====== Selected text ======

Business Systems Make Pivoting Easier

The businesses with quality systems and technology to support them, found ‘pivoting’ was a lot easier. 

Whether back-to-work plans included simple modifications, a whole new business model, or something of a hybrid approach, we are reminded that updating and documenting systems is important.  Here are a few things to consider:

  • Hiring people is on the rise. Training and helping them to succeed without documented systems is far more difficult.
  • Getting customers back (or getting new ones) is a priority.  Consistent methods to implement your strategies are important for results.
  • Defining your customer experience is easy. Delivering on your promise time and again is more difficult without systems and technology to support your efforts. 

Business Systems | How to Get It Done

Whether you simply need to update what you have or build them from scratch, here is some good news. You can do it while you continue to grow your business. Here’s the best way to approach it.

Set the right goal.  Yes, I’m also a big advocate of setting goals! Avoid setting a goal to complete a how-to manual. It is just plain boring and overwhelming.  Instead, set a goal to build systems into your business – as you are building it.  You will eventually end up with a practical, how-to manual, but you’ll build profit and efficiency along the way to keep you motivated.

Take it one procedure at a time.  For every system you document and implement, you will see improvements in efficiency, productivity, and profit.  So you don’t need to reach the end of the project (a how-to-manual) to see results:  more sales, customers, profit, control, and freedom.

Start with the most critical.  Business systems, like customers, are not created equal.  Focus first on the ones that impact YOUR sales, delivery, profit, and time.

====== Data ======

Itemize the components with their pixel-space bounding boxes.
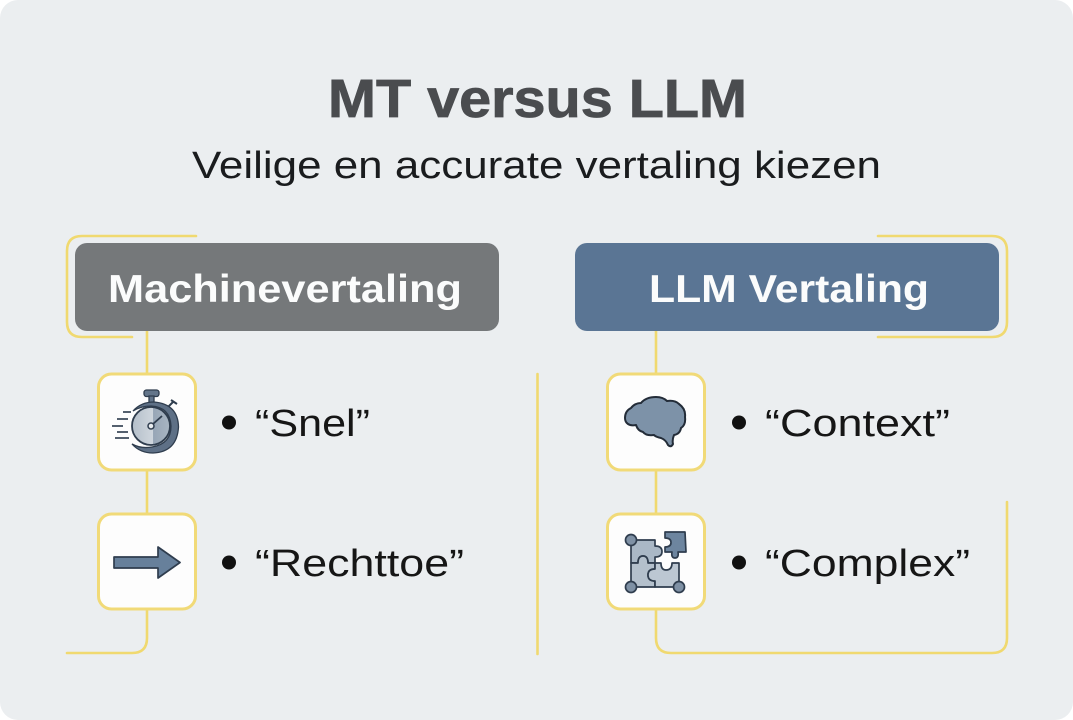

======

Requests:
(1) From the business systems text, transcribe the passage starting with "Set the right" and going on through "control, and freedom.".
(2) Answer these questions from the business systems text:
(a) What does the text say is on the rise?
(b) What goal does the text advise against setting?
(c) Which systems does the text say to focus on first?
Rely solely on the business systems text, not on the data.

Solved tasks:
(1)
Set the right goal.  Yes, I’m also a big advocate of setting goals! Avoid setting a goal to complete a how-to manual. It is just plain boring and overwhelming.  Instead, set a goal to build systems into your business – as you are building it.  You will eventually end up with a practical, how-to manual, but you’ll build profit and efficiency along the way to keep you motivated.

Take it one procedure at a time.  For every system you document and implement, you will see improvements in efficiency, productivity, and profit.  So you don’t need to reach the end of the project (a how-to-manual) to see results:  more sales, customers, profit, control, and freedom.

(2)
(a) Hiring people.
(b) A goal to complete a how-to manual.
(c) The ones that impact your sales, delivery, profit, and time.